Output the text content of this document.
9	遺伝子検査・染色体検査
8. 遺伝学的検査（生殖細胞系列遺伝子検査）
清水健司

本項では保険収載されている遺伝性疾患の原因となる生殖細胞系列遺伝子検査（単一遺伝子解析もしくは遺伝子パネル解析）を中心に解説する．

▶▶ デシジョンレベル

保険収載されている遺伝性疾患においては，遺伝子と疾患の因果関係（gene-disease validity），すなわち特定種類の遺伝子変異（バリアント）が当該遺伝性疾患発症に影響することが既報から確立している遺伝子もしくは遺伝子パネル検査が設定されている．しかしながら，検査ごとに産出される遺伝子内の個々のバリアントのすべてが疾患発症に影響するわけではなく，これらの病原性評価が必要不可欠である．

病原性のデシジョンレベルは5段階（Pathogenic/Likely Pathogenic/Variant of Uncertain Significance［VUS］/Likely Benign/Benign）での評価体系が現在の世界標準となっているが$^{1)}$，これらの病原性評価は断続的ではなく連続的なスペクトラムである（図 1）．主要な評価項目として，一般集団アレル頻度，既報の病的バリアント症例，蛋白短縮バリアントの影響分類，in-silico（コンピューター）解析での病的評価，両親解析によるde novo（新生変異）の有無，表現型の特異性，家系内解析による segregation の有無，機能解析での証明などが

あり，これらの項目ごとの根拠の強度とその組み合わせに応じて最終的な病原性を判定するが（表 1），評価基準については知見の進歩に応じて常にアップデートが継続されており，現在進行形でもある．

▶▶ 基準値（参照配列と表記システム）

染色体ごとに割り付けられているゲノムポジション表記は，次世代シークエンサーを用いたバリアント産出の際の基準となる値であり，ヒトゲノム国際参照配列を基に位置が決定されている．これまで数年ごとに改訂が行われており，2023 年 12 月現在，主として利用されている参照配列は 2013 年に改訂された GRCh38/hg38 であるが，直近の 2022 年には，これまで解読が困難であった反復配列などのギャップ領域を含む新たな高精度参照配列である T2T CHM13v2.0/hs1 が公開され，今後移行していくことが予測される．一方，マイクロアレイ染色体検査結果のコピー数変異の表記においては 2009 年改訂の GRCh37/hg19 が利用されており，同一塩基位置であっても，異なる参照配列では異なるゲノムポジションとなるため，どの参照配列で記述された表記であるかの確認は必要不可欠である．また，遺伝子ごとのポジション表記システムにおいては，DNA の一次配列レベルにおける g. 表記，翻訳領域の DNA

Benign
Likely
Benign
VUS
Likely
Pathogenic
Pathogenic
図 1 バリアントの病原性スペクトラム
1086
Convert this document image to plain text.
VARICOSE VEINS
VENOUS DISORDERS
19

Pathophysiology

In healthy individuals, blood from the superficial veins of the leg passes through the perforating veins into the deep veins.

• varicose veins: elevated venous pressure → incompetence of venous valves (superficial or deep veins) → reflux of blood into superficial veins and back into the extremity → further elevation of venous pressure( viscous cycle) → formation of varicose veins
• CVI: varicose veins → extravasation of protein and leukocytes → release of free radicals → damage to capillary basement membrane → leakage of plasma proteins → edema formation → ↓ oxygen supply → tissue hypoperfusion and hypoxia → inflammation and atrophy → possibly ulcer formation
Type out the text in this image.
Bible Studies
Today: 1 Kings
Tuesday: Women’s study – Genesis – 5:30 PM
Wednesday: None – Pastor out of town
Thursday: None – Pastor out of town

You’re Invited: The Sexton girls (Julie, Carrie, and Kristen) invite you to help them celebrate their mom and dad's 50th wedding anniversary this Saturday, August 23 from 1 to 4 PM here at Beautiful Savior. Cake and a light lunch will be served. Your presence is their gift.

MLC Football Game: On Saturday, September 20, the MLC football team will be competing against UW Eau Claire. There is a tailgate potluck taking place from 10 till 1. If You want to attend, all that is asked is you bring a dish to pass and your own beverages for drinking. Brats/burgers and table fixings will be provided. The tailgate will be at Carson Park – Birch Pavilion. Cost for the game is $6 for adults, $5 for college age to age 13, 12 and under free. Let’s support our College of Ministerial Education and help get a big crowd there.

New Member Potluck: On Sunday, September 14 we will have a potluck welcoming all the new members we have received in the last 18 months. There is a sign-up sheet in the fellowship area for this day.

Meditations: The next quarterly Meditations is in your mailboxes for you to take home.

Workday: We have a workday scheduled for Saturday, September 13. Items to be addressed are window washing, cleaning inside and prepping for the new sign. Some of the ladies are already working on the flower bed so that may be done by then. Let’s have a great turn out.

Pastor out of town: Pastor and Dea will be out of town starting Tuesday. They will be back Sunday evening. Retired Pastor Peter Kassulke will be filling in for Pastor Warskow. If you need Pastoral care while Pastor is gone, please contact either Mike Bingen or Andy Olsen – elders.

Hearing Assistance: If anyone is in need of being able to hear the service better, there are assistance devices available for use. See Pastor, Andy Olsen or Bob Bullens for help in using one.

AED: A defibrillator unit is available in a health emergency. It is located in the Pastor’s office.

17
+ + + + + + +
The task: What is needed is an exact printout of every line from the one with "Type out the text in this image." through the end of the data, including both, and nothing more.

Solved problem:
Type out the text in this image.
Bible Studies
Today: 1 Kings
Tuesday: Women’s study – Genesis – 5:30 PM
Wednesday: None – Pastor out of town
Thursday: None – Pastor out of town

You’re Invited: The Sexton girls (Julie, Carrie, and Kristen) invite you to help them celebrate their mom and dad's 50th wedding anniversary this Saturday, August 23 from 1 to 4 PM here at Beautiful Savior. Cake and a light lunch will be served. Your presence is their gift.

MLC Football Game: On Saturday, September 20, the MLC football team will be competing against UW Eau Claire. There is a tailgate potluck taking place from 10 till 1. If You want to attend, all that is asked is you bring a dish to pass and your own beverages for drinking. Brats/burgers and table fixings will be provided. The tailgate will be at Carson Park – Birch Pavilion. Cost for the game is $6 for adults, $5 for college age to age 13, 12 and under free. Let’s support our College of Ministerial Education and help get a big crowd there.

New Member Potluck: On Sunday, September 14 we will have a potluck welcoming all the new members we have received in the last 18 months. There is a sign-up sheet in the fellowship area for this day.

Meditations: The next quarterly Meditations is in your mailboxes for you to take home.

Workday: We have a workday scheduled for Saturday, September 13. Items to be addressed are window washing, cleaning inside and prepping for the new sign. Some of the ladies are already working on the flower bed so that may be done by then. Let’s have a great turn out.

Pastor out of town: Pastor and Dea will be out of town starting Tuesday. They will be back Sunday evening. Retired Pastor Peter Kassulke will be filling in for Pastor Warskow. If you need Pastoral care while Pastor is gone, please contact either Mike Bingen or Andy Olsen – elders.

Hearing Assistance: If anyone is in need of being able to hear the service better, there are assistance devices available for use. See Pastor, Andy Olsen or Bob Bullens for help in using one.

AED: A defibrillator unit is available in a health emergency. It is located in the Pastor’s office.

17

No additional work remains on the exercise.